▶ Task to complete: Copy out every line exactly as given.

Rows from a figure dataset:
----------------------------------------

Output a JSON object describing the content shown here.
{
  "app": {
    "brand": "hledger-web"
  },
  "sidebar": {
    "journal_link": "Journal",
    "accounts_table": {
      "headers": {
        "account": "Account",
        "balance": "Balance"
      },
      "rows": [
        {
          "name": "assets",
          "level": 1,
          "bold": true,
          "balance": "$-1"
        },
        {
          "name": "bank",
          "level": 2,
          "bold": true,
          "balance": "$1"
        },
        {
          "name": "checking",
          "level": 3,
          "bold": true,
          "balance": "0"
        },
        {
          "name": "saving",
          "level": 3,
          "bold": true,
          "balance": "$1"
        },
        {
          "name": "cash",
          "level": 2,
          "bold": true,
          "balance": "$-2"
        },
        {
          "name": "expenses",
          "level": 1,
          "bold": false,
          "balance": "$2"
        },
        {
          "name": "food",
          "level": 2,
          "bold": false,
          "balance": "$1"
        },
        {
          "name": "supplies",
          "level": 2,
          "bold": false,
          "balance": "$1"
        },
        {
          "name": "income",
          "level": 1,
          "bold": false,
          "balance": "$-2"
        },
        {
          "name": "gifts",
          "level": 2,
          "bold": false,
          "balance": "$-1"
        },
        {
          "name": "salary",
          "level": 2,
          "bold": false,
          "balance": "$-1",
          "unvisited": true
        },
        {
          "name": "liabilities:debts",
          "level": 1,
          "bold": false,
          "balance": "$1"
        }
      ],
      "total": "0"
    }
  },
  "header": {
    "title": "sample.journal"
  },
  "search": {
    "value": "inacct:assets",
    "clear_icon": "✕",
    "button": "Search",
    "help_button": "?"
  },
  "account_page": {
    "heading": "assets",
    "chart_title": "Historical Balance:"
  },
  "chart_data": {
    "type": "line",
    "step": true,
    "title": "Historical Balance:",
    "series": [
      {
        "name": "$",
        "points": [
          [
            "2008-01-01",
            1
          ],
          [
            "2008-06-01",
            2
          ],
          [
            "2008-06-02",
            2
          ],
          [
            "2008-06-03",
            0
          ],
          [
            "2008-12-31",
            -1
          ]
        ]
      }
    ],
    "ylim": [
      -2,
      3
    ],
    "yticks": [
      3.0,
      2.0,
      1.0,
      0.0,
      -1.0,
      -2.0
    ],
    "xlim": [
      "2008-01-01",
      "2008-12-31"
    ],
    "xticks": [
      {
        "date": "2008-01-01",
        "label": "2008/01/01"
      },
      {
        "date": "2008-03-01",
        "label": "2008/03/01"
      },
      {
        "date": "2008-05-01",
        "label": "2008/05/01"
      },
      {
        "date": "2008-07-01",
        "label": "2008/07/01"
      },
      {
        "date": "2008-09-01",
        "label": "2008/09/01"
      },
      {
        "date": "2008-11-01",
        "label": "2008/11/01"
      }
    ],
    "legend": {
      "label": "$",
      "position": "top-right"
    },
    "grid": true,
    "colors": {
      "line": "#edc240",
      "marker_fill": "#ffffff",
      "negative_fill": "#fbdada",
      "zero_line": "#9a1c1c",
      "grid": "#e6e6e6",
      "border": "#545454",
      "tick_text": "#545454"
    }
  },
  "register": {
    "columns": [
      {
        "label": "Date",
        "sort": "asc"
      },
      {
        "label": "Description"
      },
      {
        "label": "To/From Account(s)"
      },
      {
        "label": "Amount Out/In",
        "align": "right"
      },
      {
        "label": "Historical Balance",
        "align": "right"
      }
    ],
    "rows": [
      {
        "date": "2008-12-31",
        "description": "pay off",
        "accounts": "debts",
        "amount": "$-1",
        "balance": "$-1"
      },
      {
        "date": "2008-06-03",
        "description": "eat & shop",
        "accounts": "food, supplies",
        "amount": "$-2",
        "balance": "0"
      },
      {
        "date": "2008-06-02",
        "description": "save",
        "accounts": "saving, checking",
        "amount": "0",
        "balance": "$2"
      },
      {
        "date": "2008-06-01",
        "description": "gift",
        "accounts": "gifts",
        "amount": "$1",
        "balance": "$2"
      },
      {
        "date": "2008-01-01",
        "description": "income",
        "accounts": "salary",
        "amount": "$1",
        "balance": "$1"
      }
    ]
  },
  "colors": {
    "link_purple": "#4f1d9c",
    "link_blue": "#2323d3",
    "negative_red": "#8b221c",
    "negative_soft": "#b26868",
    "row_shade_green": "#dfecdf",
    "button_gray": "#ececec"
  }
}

----------------------------------------

▶ Correct result:
Output a JSON object describing the content shown here.
{
  "app": {
    "brand": "hledger-web"
  },
  "sidebar": {
    "journal_link": "Journal",
    "accounts_table": {
      "headers": {
        "account": "Account",
        "balance": "Balance"
      },
      "rows": [
        {
          "name": "assets",
          "level": 1,
          "bold": true,
          "balance": "$-1"
        },
        {
          "name": "bank",
          "level": 2,
          "bold": true,
          "balance": "$1"
        },
        {
          "name": "checking",
          "level": 3,
          "bold": true,
          "balance": "0"
        },
        {
          "name": "saving",
          "level": 3,
          "bold": true,
          "balance": "$1"
        },
        {
          "name": "cash",
          "level": 2,
          "bold": true,
          "balance": "$-2"
        },
        {
          "name": "expenses",
          "level": 1,
          "bold": false,
          "balance": "$2"
        },
        {
          "name": "food",
          "level": 2,
          "bold": false,
          "balance": "$1"
        },
        {
          "name": "supplies",
          "level": 2,
          "bold": false,
          "balance": "$1"
        },
        {
          "name": "income",
          "level": 1,
          "bold": false,
          "balance": "$-2"
        },
        {
          "name": "gifts",
          "level": 2,
          "bold": false,
          "balance": "$-1"
        },
        {
          "name": "salary",
          "level": 2,
          "bold": false,
          "balance": "$-1",
          "unvisited": true
        },
        {
          "name": "liabilities:debts",
          "level": 1,
          "bold": false,
          "balance": "$1"
        }
      ],
      "total": "0"
    }
  },
  "header": {
    "title": "sample.journal"
  },
  "search": {
    "value": "inacct:assets",
    "clear_icon": "✕",
    "button": "Search",
    "help_button": "?"
  },
  "account_page": {
    "heading": "assets",
    "chart_title": "Historical Balance:"
  },
  "chart_data": {
    "type": "line",
    "step": true,
    "title": "Historical Balance:",
    "series": [
      {
        "name": "$",
        "points": [
          [
            "2008-01-01",
            1
          ],
          [
            "2008-06-01",
            2
          ],
          [
            "2008-06-02",
            2
          ],
          [
            "2008-06-03",
            0
          ],
          [
            "2008-12-31",
            -1
          ]
        ]
      }
    ],
    "ylim": [
      -2,
      3
    ],
    "yticks": [
      3.0,
      2.0,
      1.0,
      0.0,
      -1.0,
      -2.0
    ],
    "xlim": [
      "2008-01-01",
      "2008-12-31"
    ],
    "xticks": [
      {
        "date": "2008-01-01",
        "label": "2008/01/01"
      },
      {
        "date": "2008-03-01",
        "label": "2008/03/01"
      },
      {
        "date": "2008-05-01",
        "label": "2008/05/01"
      },
      {
        "date": "2008-07-01",
        "label": "2008/07/01"
      },
      {
        "date": "2008-09-01",
        "label": "2008/09/01"
      },
      {
        "date": "2008-11-01",
        "label": "2008/11/01"
      }
    ],
    "legend": {
      "label": "$",
      "position": "top-right"
    },
    "grid": true,
    "colors": {
      "line": "#edc240",
      "marker_fill": "#ffffff",
      "negative_fill": "#fbdada",
      "zero_line": "#9a1c1c",
      "grid": "#e6e6e6",
      "border": "#545454",
      "tick_text": "#545454"
    }
  },
  "register": {
    "columns": [
      {
        "label": "Date",
        "sort": "asc"
      },
      {
        "label": "Description"
      },
      {
        "label": "To/From Account(s)"
      },
      {
        "label": "Amount Out/In",
        "align": "right"
      },
      {
        "label": "Historical Balance",
        "align": "right"
      }
    ],
    "rows": [
      {
        "date": "2008-12-31",
        "description": "pay off",
        "accounts": "debts",
        "amount": "$-1",
        "balance": "$-1"
      },
      {
        "date": "2008-06-03",
        "description": "eat & shop",
        "accounts": "food, supplies",
        "amount": "$-2",
        "balance": "0"
      },
      {
        "date": "2008-06-02",
        "description": "save",
        "accounts": "saving, checking",
        "amount": "0",
        "balance": "$2"
      },
      {
        "date": "2008-06-01",
        "description": "gift",
        "accounts": "gifts",
        "amount": "$1",
        "balance": "$2"
      },
      {
        "date": "2008-01-01",
        "description": "income",
        "accounts": "salary",
        "amount": "$1",
        "balance": "$1"
      }
    ]
  },
  "colors": {
    "link_purple": "#4f1d9c",
    "link_blue": "#2323d3",
    "negative_red": "#8b221c",
    "negative_soft": "#b26868",
    "row_shade_green": "#dfecdf",
    "button_gray": "#ececec"
  }
}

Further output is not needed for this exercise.